→ **AVAILABLE RECORDS**
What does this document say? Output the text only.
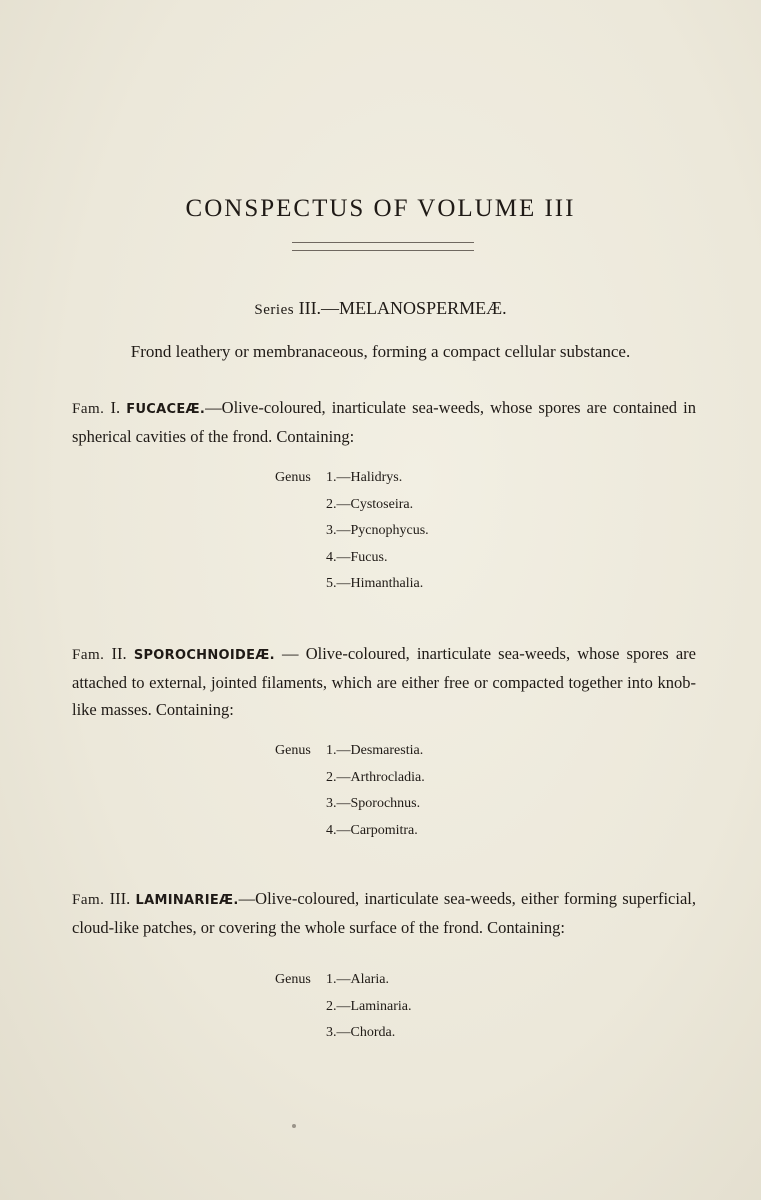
CONSPECTUS OF VOLUME III
Series III.—MELANOSPERMEÆ.
Frond leathery or membranaceous, forming a compact cellular substance.
Fam. I. FUCACEÆ.—Olive-coloured, inarticulate sea-weeds, whose spores are contained in spherical cavities of the frond. Containing:
Genus 1.—Halidrys.
2.—Cystoseira.
3.—Pycnophycus.
4.—Fucus.
5.—Himanthalia.
Fam. II. SPOROCHNOIDEÆ. — Olive-coloured, inarticulate sea-weeds, whose spores are attached to external, jointed filaments, which are either free or compacted together into knob-like masses. Containing:
Genus 1.—Desmarestia.
2.—Arthrocladia.
3.—Sporochnus.
4.—Carpomitra.
Fam. III. LAMINARIEÆ.—Olive-coloured, inarticulate sea-weeds, either forming superficial, cloud-like patches, or covering the whole surface of the frond. Containing:
Genus 1.—Alaria.
2.—Laminaria.
3.—Chorda.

→ **DO THIS**
Output the data above without changes, apart from leaving out the pictures.

→ **RESULT FOR THIS EXERCISE**
What does this document say? Output the text only.
CONSPECTUS OF VOLUME III
Series III.—MELANOSPERMEÆ.
Frond leathery or membranaceous, forming a compact cellular substance.
Fam. I. FUCACEÆ.—Olive-coloured, inarticulate sea-weeds, whose spores are contained in spherical cavities of the frond. Containing:
Genus 1.—Halidrys.
2.—Cystoseira.
3.—Pycnophycus.
4.—Fucus.
5.—Himanthalia.
Fam. II. SPOROCHNOIDEÆ. — Olive-coloured, inarticulate sea-weeds, whose spores are attached to external, jointed filaments, which are either free or compacted together into knob-like masses. Containing:
Genus 1.—Desmarestia.
2.—Arthrocladia.
3.—Sporochnus.
4.—Carpomitra.
Fam. III. LAMINARIEÆ.—Olive-coloured, inarticulate sea-weeds, either forming superficial, cloud-like patches, or covering the whole surface of the frond. Containing:
Genus 1.—Alaria.
2.—Laminaria.
3.—Chorda.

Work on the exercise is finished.